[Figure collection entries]
# # #

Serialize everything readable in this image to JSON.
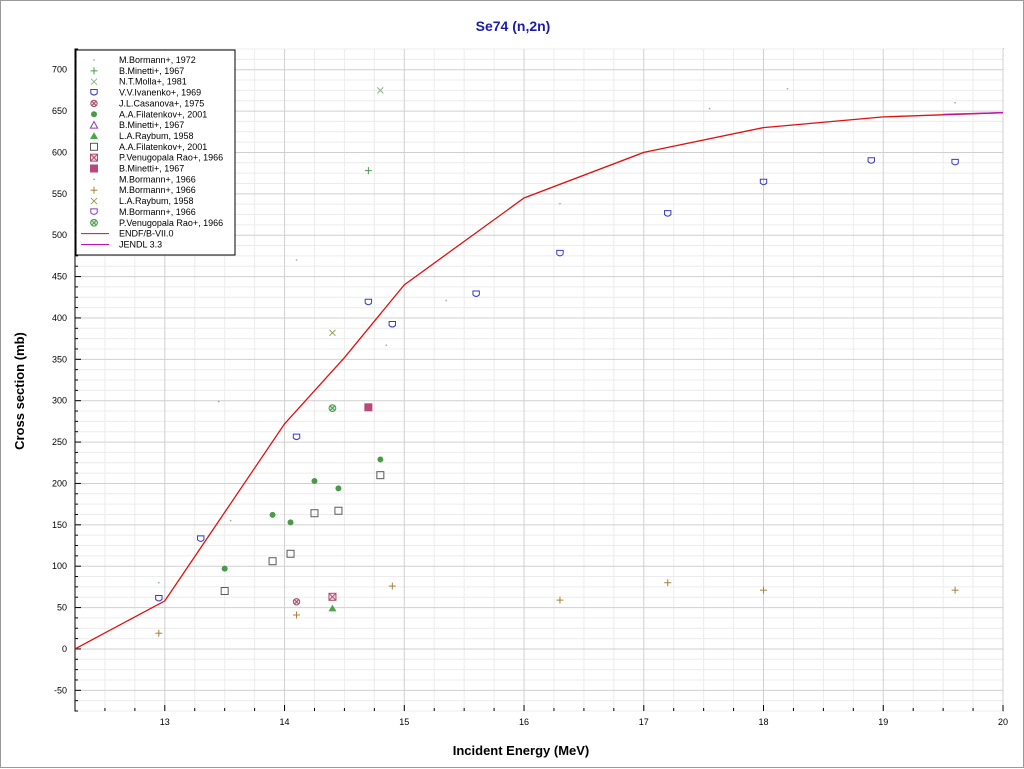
{
  "chart_data": {
    "type": "scatter",
    "title": "Se74 (n,2n)",
    "xlabel": "Incident Energy (MeV)",
    "ylabel": "Cross section (mb)",
    "xlim": [
      12.25,
      20
    ],
    "ylim": [
      -75,
      725
    ],
    "x_ticks": [
      13,
      14,
      15,
      16,
      17,
      18,
      19,
      20
    ],
    "y_ticks": [
      -50,
      0,
      50,
      100,
      150,
      200,
      250,
      300,
      350,
      400,
      450,
      500,
      550,
      600,
      650,
      700
    ],
    "grid": true,
    "legend_position": "top-left",
    "series": [
      {
        "name": "M.Bormann+, 1972",
        "marker": "dot",
        "color": "#9ab89a",
        "x": [
          12.95,
          13.55,
          14.1,
          14.85,
          15.35,
          16.3,
          17.55,
          18.2,
          19.6
        ],
        "y": [
          80,
          155,
          470,
          367,
          421,
          538,
          653,
          677,
          660
        ]
      },
      {
        "name": "B.Minetti+, 1967",
        "marker": "plus",
        "color": "#4a9a4a",
        "x": [
          14.7
        ],
        "y": [
          578
        ]
      },
      {
        "name": "N.T.Molla+, 1981",
        "marker": "x",
        "color": "#8ab08a",
        "x": [
          14.8
        ],
        "y": [
          675
        ]
      },
      {
        "name": "V.V.Ivanenko+, 1969",
        "marker": "open-shield",
        "color": "#3a3ac8",
        "x": [
          12.95,
          13.3,
          14.1,
          14.7,
          14.9,
          15.6,
          16.3,
          17.2,
          18.0,
          18.9,
          19.6
        ],
        "y": [
          61,
          133,
          256,
          419,
          392,
          429,
          478,
          526,
          564,
          590,
          588
        ]
      },
      {
        "name": "J.L.Casanova+, 1975",
        "marker": "crossed-circle",
        "color": "#a04a6a",
        "x": [
          14.1
        ],
        "y": [
          57
        ]
      },
      {
        "name": "A.A.Filatenkov+, 2001",
        "marker": "filled-circle",
        "color": "#4a9a4a",
        "x": [
          13.5,
          13.9,
          14.05,
          14.25,
          14.45,
          14.8
        ],
        "y": [
          97,
          162,
          153,
          203,
          194,
          229
        ]
      },
      {
        "name": "B.Minetti+, 1967",
        "marker": "open-triangle",
        "color": "#8a3ab8",
        "x": [],
        "y": []
      },
      {
        "name": "L.A.Raybum, 1958",
        "marker": "filled-triangle",
        "color": "#4aa84a",
        "x": [
          14.4
        ],
        "y": [
          49
        ]
      },
      {
        "name": "A.A.Filatenkov+, 2001",
        "marker": "open-square",
        "color": "#5a5a5a",
        "x": [
          13.5,
          13.9,
          14.05,
          14.25,
          14.45,
          14.8
        ],
        "y": [
          70,
          106,
          115,
          164,
          167,
          210
        ]
      },
      {
        "name": "P.Venugopala Rao+, 1966",
        "marker": "crossed-square",
        "color": "#b04a6a",
        "x": [
          14.4
        ],
        "y": [
          63
        ]
      },
      {
        "name": "B.Minetti+, 1967",
        "marker": "filled-square",
        "color": "#b84a7a",
        "x": [
          14.7
        ],
        "y": [
          292
        ]
      },
      {
        "name": "M.Bormann+, 1966",
        "marker": "dot",
        "color": "#8aa8a8",
        "x": [
          13.45
        ],
        "y": [
          299
        ]
      },
      {
        "name": "M.Bormann+, 1966",
        "marker": "plus",
        "color": "#a8803a",
        "x": [
          12.95,
          14.1,
          14.9,
          16.3,
          17.2,
          18.0,
          19.6
        ],
        "y": [
          19,
          41,
          76,
          59,
          80,
          71,
          71
        ]
      },
      {
        "name": "L.A.Raybum, 1958",
        "marker": "x",
        "color": "#9a9a4a",
        "x": [
          14.4
        ],
        "y": [
          382
        ]
      },
      {
        "name": "M.Bormann+, 1966",
        "marker": "open-shield",
        "color": "#8a3ab8",
        "x": [],
        "y": []
      },
      {
        "name": "P.Venugopala Rao+, 1966",
        "marker": "crossed-circle-green",
        "color": "#4a9a4a",
        "x": [
          14.4
        ],
        "y": [
          291
        ]
      },
      {
        "name": "ENDF/B-VII.0",
        "marker": "line",
        "color": "#e01010",
        "x": [
          12.25,
          13.0,
          14.0,
          14.5,
          15.0,
          16.0,
          17.0,
          18.0,
          19.0,
          20.0
        ],
        "y": [
          0,
          58,
          272,
          352,
          440,
          545,
          600,
          630,
          643,
          648
        ]
      },
      {
        "name": "JENDL 3.3",
        "marker": "line",
        "color": "#c010c0",
        "x": [
          19.5,
          20.0
        ],
        "y": [
          646,
          648
        ]
      }
    ]
  }
}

# # #

Task goal:
Filter the records above for "triangle" and copy every matching line.

Result for this task:
        "marker": "open-triangle",
        "marker": "filled-triangle",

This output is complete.